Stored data
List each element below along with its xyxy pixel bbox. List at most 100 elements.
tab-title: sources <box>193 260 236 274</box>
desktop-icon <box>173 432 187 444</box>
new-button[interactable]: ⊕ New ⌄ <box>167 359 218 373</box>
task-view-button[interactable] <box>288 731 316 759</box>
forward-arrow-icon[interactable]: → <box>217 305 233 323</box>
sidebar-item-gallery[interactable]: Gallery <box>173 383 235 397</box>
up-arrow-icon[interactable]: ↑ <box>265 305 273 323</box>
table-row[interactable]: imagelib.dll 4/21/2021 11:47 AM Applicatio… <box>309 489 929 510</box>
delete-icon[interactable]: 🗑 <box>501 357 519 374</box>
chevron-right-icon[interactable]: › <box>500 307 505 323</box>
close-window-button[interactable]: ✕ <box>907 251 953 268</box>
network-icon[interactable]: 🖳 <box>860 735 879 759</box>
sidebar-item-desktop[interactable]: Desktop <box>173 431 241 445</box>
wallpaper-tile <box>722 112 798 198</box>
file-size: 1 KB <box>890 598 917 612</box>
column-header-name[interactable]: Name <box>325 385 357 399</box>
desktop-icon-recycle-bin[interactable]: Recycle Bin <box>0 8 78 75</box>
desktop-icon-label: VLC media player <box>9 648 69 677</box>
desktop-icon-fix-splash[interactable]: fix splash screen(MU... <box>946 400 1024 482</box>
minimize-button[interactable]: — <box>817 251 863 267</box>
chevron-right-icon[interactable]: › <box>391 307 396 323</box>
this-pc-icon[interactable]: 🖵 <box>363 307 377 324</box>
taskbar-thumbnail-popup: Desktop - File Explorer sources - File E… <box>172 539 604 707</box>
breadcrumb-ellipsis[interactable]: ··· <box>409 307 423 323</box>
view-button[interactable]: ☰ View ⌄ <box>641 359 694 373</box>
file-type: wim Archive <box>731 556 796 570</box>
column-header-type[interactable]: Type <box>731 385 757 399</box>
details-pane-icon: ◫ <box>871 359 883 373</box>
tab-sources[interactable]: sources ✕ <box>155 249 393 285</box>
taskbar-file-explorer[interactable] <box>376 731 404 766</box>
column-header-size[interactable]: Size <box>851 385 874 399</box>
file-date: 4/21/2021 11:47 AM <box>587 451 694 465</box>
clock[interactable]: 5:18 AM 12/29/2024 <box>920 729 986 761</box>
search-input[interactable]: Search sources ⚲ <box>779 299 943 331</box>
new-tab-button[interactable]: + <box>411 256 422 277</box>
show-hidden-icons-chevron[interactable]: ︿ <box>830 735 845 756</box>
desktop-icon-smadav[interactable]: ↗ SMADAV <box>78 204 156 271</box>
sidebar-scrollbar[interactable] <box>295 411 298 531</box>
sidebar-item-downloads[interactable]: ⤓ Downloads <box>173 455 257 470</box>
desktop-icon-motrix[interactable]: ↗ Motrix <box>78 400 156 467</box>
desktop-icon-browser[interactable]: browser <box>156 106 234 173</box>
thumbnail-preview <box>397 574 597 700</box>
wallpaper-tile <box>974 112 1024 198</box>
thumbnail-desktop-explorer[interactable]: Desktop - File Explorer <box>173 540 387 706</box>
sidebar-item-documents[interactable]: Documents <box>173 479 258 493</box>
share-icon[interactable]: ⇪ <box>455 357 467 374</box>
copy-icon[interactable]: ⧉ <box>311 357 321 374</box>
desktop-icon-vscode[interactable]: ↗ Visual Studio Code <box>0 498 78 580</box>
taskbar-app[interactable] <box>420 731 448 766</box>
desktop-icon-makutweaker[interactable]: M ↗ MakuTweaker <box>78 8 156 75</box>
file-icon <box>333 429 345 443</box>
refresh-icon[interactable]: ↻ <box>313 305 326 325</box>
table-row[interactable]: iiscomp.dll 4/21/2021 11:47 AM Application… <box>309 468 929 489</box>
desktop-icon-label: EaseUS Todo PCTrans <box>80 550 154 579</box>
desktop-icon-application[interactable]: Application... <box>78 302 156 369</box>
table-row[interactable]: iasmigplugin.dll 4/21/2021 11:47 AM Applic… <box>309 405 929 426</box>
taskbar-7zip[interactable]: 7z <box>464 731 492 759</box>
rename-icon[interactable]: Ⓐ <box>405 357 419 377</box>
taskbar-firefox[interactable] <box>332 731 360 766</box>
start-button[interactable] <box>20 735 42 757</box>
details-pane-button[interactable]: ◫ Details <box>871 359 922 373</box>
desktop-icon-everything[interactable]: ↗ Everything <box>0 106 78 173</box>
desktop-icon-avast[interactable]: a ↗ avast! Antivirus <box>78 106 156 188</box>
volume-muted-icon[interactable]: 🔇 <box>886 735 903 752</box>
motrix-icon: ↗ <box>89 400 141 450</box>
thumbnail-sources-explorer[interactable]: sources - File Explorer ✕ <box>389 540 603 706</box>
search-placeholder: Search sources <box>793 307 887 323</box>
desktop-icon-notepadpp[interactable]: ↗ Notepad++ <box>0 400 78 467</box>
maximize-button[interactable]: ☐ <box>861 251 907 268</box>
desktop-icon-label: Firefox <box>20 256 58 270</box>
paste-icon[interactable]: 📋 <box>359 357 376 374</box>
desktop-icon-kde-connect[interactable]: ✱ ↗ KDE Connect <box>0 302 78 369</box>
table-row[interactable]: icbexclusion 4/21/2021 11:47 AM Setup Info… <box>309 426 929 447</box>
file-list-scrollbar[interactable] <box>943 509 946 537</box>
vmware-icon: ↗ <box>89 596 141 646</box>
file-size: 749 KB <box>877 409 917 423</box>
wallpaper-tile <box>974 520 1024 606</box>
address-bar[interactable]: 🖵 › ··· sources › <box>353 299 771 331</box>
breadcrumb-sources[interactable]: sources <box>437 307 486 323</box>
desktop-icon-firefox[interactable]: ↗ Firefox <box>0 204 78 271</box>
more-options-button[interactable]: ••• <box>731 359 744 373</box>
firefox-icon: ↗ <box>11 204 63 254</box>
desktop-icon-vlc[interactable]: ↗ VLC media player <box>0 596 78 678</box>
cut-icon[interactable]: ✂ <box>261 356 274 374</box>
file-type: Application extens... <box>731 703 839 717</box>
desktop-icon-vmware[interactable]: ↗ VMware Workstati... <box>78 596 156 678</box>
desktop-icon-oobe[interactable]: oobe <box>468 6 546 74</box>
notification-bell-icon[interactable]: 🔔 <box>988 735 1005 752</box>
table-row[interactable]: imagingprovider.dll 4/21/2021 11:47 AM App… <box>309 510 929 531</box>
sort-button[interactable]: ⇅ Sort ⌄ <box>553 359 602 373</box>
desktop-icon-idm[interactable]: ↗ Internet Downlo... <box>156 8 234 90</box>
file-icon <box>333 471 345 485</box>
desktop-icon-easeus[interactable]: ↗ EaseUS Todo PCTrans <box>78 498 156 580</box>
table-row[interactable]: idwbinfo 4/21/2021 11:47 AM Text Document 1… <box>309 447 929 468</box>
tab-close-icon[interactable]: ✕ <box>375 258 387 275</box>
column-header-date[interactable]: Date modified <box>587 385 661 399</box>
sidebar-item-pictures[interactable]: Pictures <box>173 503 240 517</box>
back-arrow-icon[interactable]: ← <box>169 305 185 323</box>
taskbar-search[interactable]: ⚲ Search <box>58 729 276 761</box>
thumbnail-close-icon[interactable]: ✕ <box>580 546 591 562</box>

PROBLEM DETAILS:
Find the word "pane" in the entries, and copy every line it shows up in.

RESPONSE AREA:
details-pane-icon: ◫ <box>871 359 883 373</box>
details-pane-button[interactable]: ◫ Details <box>871 359 922 373</box>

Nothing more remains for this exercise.